ЗАДАНИЯ>
a - Перепишите фрагмент текста для анализа между словами "Второй важный момент" и "не вышеупомянутый аффект?" включительно, заменив "письменный стол" на "рабочий стол".
b - Что, согласно тексту для анализа, Л. Андрееву было достаточно увидеть, чтобы начать писать «Красный смех»?

ТЕКСТ ДЛЯ АНАЛИЗА>
_ _ _ _ _ _ _
Но что позволяет Вивальди не закончить произведения (закончить его лишь формально)? Почему Бах не делает вздохов? (Известно также, что Бах не расставлял динамических нюансов.) Ведь если произведение это попытка снять напряжение от влечения к смерти, порождающее неудовлетворенность, не заглянул ли Бах по ту сторону смерти, в желанный покой?

Безусловно, с самого начала мы помещены в линейное время. Всякий раз, исполняя сонату Бетховена, мы с первых же тактов подчиняемся желанию и удовлетворяем его вслед за Бетховеном, стараясь нюансировать свои вздохи и замедления уже в рамках структуры произведения, порожденного желанием. Но что-то позволяет Артуро Бенедетти Микеланджели сыграть его как бы в один такт, снять эту структуру, распрямить мелодию, так что уже не потребуется её дальнейшего развития. Речь здесь не идет о «скоростном» удовлетворении, о быстроте удовлетворения желания, за которым всё равно просвечивает напряженность от влечения к полному покою, порождающая новую неудовлетворенность и т. д. и т. д. Микеланджели перестаёт играть не потому, что заканчивается соната, а потому, что кончаются ноты. По-видимому, сущность музыки лежит за пределами человеческого времени.

Определяя стерильность через отрицание причастности к смерти, нужно сказать несколько слов о поэтах. Потому что, как кажется, именно они претендуют на знание о своей смерти, и если поэт не написал хотя бы одного стихотворения на эту тему, он как бы и не поэт вовсе. Здесь присутствует несколько моментов. Во-первых, это момент некоторого «героизма». Воин заглядывает смерти в лицо среди сверкающих мечей и свистящих стрел, поэт же, как считается, «наделен даром» заглядывать ей в лицо прямо из собственного кабинета, не вставая из-за письменного стола. (Как известно, Л. Андрееву для того, чтобы начать писать «Красный смех», достаточно было увидеть где-то у себя на даче задавленного кирпичами строителя.)

Второй важный момент это момент выявления и снятия аффектов. Поэт, пребывая на лоне природы или садясь за письменный стол, опять же, совершает то, для чего Спинозе потребовалась жизнь, полная скитаний и приключений духа. Аффекты отслежены и на какое-то время «сняты» (понятно, что для отслеживания должен иметься опыт их снятия), стихотворение о смерти написано, теперь можно вернуться к аффектам. Но никакого снятия на самом деле не произошло, т. к. при этом не был снят самый главный аффект, а именно аффект смерти.

Если, например, вспомнить Есенина:

До свиданья, друг мой, до свиданья.

Милый мой, ты у меня в груди.

Предназначенное расставанье…

Что это, как не вышеупомянутый аффект?
_ _ _ _ _ _ _
ВХОДНЫЕ ДАННЫЕ>
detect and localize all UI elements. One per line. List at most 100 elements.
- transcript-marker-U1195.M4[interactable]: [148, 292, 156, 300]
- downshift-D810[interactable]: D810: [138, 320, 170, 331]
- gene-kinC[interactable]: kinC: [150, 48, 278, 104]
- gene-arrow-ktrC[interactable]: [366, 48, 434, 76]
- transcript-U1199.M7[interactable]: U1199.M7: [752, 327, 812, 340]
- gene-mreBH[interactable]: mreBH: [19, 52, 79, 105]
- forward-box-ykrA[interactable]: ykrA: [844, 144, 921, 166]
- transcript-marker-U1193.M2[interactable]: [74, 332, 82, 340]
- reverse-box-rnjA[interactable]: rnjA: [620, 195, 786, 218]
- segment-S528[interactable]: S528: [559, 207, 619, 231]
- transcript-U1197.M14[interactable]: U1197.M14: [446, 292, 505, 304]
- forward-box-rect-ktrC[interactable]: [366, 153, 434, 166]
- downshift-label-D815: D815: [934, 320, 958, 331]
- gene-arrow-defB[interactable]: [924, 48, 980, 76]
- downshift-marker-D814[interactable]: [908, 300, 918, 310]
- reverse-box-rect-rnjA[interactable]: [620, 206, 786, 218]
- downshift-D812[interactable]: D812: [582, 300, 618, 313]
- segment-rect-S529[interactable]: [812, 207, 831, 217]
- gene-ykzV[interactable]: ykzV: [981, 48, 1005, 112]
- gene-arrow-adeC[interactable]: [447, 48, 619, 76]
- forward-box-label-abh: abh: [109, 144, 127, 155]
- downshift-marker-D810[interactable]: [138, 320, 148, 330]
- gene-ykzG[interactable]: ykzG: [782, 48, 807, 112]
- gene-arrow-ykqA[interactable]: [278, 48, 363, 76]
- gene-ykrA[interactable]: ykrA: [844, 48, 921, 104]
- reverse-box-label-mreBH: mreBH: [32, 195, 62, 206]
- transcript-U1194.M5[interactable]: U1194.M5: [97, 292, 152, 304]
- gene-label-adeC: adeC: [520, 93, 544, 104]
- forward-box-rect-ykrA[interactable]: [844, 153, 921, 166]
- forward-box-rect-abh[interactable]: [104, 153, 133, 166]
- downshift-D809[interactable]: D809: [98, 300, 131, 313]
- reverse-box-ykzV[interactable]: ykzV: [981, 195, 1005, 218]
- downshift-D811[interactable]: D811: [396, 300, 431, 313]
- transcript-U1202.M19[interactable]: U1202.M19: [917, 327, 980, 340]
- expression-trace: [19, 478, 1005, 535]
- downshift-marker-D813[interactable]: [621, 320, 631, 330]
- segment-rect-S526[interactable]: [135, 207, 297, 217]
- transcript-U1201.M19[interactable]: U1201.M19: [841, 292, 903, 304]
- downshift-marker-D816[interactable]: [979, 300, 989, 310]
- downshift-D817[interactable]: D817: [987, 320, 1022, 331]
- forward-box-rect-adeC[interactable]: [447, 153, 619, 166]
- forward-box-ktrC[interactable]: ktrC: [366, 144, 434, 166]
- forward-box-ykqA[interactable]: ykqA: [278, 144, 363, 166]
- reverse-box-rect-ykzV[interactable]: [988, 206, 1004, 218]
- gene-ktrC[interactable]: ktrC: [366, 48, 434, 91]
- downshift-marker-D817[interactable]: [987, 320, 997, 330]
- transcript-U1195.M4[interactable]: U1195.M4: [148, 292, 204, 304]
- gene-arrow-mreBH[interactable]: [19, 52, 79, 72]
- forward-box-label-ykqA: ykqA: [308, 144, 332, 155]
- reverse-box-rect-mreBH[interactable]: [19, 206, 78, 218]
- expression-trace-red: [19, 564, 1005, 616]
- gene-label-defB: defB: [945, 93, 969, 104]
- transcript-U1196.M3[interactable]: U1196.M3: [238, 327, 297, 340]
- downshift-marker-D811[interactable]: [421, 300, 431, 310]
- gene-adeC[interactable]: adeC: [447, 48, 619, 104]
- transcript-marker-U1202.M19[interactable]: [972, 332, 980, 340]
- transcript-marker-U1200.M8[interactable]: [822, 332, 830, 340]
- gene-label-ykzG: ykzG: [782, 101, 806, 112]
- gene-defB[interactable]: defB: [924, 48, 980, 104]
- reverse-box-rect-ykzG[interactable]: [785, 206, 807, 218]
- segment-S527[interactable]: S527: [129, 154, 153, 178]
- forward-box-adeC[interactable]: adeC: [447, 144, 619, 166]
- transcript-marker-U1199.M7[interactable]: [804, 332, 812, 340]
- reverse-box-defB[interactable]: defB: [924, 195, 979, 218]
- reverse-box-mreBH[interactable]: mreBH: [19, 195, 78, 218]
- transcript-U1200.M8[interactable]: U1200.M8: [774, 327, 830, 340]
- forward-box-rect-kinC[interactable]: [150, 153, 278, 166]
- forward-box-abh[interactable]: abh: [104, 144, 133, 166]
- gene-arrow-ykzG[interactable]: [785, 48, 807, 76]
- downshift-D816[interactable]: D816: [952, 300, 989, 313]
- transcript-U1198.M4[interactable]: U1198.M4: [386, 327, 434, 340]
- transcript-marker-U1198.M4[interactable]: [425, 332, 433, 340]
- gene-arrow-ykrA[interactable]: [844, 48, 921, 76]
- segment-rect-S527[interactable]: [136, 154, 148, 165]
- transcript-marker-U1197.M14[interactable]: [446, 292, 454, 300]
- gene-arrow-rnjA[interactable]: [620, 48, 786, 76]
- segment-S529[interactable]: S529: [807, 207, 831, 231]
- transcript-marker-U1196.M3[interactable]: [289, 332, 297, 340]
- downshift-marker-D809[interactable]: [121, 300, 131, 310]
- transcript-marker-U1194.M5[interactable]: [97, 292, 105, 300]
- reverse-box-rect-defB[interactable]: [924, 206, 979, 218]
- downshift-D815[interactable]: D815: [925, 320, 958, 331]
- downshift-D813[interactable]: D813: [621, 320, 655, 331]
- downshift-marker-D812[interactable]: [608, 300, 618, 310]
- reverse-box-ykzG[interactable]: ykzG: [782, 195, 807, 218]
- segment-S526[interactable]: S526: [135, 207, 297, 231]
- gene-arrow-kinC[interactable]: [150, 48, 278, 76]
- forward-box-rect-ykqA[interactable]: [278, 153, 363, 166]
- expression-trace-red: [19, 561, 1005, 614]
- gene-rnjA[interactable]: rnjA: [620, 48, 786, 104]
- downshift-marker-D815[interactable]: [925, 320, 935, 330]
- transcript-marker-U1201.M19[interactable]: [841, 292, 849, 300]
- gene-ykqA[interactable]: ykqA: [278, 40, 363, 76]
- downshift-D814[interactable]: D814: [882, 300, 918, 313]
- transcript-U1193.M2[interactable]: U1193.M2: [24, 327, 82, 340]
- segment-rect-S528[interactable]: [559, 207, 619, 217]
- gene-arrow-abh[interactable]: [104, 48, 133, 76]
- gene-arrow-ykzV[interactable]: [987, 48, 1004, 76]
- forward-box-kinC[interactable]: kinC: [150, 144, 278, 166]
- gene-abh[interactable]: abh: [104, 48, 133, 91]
_ _ _ _ _ _ _
ОТВЕТЫ>
a -
Второй важный момент это момент выявления и снятия аффектов. Поэт, пребывая на лоне природы или садясь за рабочий стол, опять же, совершает то, для чего Спинозе потребовалась жизнь, полная скитаний и приключений духа. Аффекты отслежены и на какое-то время «сняты» (понятно, что для отслеживания должен иметься опыт их снятия), стихотворение о смерти написано, теперь можно вернуться к аффектам. Но никакого снятия на самом деле не произошло, т. к. при этом не был снят самый главный аффект, а именно аффект смерти.

Если, например, вспомнить Есенина:

До свиданья, друг мой, до свиданья.

Милый мой, ты у меня в груди.

Предназначенное расставанье…

Что это, как не вышеупомянутый аффект?

b - Задавленного кирпичами строителя где-то у себя на даче.